Пытаясь понять и объяснить феномены, носящие эмоциональный (и потому неизбежно субъективный) характер, мы невольно рационализируем то, что заведомо иррационально и реально именно поэтому. «Этнос — это свойство вида гомо сапиенс группироваться так, чтобы можно было противопоставить себя и «своих» (иногда близких, а часто довольно далеких) всему остальному миру… Этнические различия не мыслятся, а ощущаются по принципу: это «мы», а все прочие — иные…».[17]

Можно было бы подумать, что Лев Гумилев внимательно следил за возникновением сионистских кружков и формированием нового еврейского этноса в России. Одинокие пассионарии, рассеянные репрессиями по всей стране, после Хрущевских реабилитаций снова стали собираться в кружки. Как проницательно отмечал Гумилев, зародыши нового этноса (консорции) подбираются не по сходству взглядов или склонностей (и даже не по этническому родству), а скорее по принципу дополнительности: сионистская одержимость одних дополнялась антисоветской идиосинкразией других и профессиональной неудовлетворенностью третьих. Замкнутые кружки, десятилетиями существовавшие вокруг пассионарных, харизматических фигур (В. Свечинский, М. Гельфанд, Е. Спиваковский) вдруг получили новую жизнь и множество последователей среди технической молодежи и студентов. За считанные месяцы сионисты превратились из периферийной группы диссидентов в широкое и престижное оппозиционное движение. Объявив открытую войну евреям, советское руководство вывело их из подполья и, в сущности, не оставило иного выхода.

* Условие задания *
Кого фрагмент о сионистских кружках называет пассионарными, харизматическими фигурами, вокруг которых десятилетиями существовали замкнутые кружки? Приводимые далее данные взяты из другого источника.

* Фрагменты данных *
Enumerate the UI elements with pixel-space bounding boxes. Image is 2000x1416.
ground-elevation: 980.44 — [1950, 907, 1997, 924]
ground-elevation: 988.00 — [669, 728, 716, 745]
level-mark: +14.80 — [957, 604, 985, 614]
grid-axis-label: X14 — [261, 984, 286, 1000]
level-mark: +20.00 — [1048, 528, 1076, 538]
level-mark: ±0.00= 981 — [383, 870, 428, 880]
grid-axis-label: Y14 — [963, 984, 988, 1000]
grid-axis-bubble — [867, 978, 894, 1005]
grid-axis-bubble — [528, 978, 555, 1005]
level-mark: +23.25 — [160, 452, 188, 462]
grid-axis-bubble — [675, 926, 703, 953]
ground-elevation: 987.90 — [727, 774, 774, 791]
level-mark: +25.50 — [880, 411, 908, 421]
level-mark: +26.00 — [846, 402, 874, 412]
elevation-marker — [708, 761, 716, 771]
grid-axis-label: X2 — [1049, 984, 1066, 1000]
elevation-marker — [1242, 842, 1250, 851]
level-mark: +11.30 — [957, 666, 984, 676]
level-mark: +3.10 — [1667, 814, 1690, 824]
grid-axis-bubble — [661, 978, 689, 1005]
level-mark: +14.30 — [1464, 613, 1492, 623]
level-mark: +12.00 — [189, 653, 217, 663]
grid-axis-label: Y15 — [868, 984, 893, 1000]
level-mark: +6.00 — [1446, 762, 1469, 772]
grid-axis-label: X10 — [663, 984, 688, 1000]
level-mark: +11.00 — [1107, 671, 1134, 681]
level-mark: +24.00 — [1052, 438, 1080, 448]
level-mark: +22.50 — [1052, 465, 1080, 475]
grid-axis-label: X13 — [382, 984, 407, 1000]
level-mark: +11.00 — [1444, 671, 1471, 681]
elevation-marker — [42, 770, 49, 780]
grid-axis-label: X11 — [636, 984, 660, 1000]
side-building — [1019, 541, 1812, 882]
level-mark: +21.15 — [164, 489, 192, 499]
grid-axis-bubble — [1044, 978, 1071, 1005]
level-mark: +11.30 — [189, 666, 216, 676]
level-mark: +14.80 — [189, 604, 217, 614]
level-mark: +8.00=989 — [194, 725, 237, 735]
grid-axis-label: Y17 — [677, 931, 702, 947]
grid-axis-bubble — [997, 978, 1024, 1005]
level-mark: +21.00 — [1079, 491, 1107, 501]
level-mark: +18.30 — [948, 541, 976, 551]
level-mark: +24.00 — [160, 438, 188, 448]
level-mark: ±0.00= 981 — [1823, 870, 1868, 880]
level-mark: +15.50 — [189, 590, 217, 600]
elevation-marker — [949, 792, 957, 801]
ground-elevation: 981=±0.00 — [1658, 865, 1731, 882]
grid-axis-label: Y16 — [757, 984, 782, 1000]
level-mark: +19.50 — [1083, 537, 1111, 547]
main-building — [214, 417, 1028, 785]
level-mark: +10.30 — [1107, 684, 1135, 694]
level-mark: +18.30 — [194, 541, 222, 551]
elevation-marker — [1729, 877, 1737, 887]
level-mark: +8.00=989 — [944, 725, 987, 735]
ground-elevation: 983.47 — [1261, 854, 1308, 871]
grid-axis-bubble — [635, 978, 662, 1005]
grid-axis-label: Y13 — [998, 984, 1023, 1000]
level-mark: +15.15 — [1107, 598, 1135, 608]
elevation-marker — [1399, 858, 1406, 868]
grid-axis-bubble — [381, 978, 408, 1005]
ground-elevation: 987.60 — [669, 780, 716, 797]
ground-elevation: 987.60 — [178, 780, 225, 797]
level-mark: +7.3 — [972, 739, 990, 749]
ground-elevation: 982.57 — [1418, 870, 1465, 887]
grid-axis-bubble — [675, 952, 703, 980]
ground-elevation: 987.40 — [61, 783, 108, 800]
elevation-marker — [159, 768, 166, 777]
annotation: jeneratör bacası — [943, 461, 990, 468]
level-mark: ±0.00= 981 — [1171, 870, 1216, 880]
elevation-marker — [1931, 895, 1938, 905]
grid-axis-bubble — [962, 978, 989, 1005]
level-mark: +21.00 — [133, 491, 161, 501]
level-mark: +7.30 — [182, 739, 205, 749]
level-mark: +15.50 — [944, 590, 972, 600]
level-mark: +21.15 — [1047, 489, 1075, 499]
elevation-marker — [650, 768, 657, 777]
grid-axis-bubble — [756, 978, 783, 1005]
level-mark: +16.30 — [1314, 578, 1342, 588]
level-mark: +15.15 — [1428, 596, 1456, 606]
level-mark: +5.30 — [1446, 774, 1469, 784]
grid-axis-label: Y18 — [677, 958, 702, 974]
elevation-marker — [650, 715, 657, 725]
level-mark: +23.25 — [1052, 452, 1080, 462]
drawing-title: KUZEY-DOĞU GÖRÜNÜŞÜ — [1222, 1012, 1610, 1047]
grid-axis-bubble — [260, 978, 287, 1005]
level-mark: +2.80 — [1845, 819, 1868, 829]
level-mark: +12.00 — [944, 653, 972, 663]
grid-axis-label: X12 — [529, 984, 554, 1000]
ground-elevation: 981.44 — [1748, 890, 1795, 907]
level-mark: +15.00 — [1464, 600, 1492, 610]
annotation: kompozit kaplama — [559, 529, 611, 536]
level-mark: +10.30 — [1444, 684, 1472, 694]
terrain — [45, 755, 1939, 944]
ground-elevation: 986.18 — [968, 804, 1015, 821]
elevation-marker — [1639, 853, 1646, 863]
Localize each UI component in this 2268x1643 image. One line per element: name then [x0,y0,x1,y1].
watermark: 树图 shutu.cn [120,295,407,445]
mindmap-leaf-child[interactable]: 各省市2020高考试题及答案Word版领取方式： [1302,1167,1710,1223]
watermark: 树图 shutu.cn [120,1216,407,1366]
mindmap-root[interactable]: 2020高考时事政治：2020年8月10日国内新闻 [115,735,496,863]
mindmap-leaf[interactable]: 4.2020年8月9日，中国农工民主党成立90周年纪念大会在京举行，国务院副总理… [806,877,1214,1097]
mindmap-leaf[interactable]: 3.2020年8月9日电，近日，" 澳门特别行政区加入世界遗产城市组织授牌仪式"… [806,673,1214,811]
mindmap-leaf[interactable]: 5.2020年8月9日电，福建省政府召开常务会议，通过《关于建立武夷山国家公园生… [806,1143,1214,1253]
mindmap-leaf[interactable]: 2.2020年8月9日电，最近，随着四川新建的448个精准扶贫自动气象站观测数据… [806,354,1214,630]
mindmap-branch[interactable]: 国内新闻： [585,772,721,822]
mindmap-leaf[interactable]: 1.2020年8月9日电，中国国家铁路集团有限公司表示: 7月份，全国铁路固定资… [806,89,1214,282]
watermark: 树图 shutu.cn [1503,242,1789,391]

* Результат *
В. Свечинского, М. Гельфанда и Е. Спиваковского.